*THE INPUT:*
···
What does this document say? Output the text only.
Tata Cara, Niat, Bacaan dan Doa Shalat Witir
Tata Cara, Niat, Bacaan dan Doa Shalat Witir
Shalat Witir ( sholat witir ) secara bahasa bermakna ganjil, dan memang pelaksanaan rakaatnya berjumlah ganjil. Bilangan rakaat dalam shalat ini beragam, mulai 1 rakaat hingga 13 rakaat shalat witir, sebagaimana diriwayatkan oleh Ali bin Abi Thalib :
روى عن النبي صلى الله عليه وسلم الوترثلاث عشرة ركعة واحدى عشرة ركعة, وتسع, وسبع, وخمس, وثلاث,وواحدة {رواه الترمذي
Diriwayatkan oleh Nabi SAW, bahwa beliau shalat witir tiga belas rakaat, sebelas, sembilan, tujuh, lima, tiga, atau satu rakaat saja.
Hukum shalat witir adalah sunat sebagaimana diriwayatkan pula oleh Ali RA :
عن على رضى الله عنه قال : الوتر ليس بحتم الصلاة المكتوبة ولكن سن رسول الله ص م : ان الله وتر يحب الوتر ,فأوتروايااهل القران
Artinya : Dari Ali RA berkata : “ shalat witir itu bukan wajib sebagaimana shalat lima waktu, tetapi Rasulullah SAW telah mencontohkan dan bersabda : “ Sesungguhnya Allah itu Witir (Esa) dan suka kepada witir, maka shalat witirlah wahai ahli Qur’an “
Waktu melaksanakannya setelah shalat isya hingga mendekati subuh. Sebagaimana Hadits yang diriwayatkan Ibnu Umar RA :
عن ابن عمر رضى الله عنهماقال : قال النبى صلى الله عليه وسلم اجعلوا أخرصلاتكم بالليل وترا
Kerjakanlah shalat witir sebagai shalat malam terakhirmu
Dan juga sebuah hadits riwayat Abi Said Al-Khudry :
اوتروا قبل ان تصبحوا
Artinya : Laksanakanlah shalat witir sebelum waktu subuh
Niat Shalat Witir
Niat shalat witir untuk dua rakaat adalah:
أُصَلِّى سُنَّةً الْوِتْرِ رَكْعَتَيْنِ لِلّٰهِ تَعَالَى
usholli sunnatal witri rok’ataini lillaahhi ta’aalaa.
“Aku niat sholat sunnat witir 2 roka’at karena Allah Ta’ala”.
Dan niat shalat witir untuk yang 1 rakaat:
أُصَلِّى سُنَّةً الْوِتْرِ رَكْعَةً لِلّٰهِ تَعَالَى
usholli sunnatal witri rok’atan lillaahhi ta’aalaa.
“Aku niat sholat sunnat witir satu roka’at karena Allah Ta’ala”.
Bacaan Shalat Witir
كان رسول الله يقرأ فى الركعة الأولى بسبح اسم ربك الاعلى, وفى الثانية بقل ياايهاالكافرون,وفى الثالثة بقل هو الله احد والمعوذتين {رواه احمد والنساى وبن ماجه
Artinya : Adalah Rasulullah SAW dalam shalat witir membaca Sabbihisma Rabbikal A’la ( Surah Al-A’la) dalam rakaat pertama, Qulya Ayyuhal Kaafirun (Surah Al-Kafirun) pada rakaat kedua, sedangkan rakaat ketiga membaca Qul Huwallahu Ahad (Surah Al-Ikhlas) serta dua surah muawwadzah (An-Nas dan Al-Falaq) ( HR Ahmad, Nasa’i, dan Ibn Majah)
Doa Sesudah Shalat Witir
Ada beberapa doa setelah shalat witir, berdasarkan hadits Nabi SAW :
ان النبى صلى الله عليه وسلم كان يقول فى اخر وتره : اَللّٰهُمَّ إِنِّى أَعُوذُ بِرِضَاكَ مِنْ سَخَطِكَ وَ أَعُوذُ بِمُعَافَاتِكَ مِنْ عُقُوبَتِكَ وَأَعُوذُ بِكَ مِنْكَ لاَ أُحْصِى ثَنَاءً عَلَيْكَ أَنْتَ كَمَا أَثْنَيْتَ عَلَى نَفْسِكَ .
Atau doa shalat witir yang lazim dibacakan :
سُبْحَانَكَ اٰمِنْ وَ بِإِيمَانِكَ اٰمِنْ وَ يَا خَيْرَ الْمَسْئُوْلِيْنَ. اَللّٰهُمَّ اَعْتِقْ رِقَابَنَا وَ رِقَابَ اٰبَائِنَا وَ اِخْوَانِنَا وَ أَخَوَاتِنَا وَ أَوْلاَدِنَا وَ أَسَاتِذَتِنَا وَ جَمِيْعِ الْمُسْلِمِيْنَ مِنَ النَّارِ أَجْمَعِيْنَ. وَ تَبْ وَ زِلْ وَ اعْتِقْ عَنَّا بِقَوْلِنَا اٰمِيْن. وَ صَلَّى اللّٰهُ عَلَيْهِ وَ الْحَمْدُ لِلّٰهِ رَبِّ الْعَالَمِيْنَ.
···
*WHAT IS EXPECTED:*
Note each line of the entries that has "yang" in it, and copy those lines.

*CORRECT ANSWER:*
Waktu melaksanakannya setelah shalat isya hingga mendekati subuh. Sebagaimana Hadits yang diriwayatkan Ibnu Umar RA :
Dan niat shalat witir untuk yang 1 rakaat:
Atau doa shalat witir yang lazim dibacakan :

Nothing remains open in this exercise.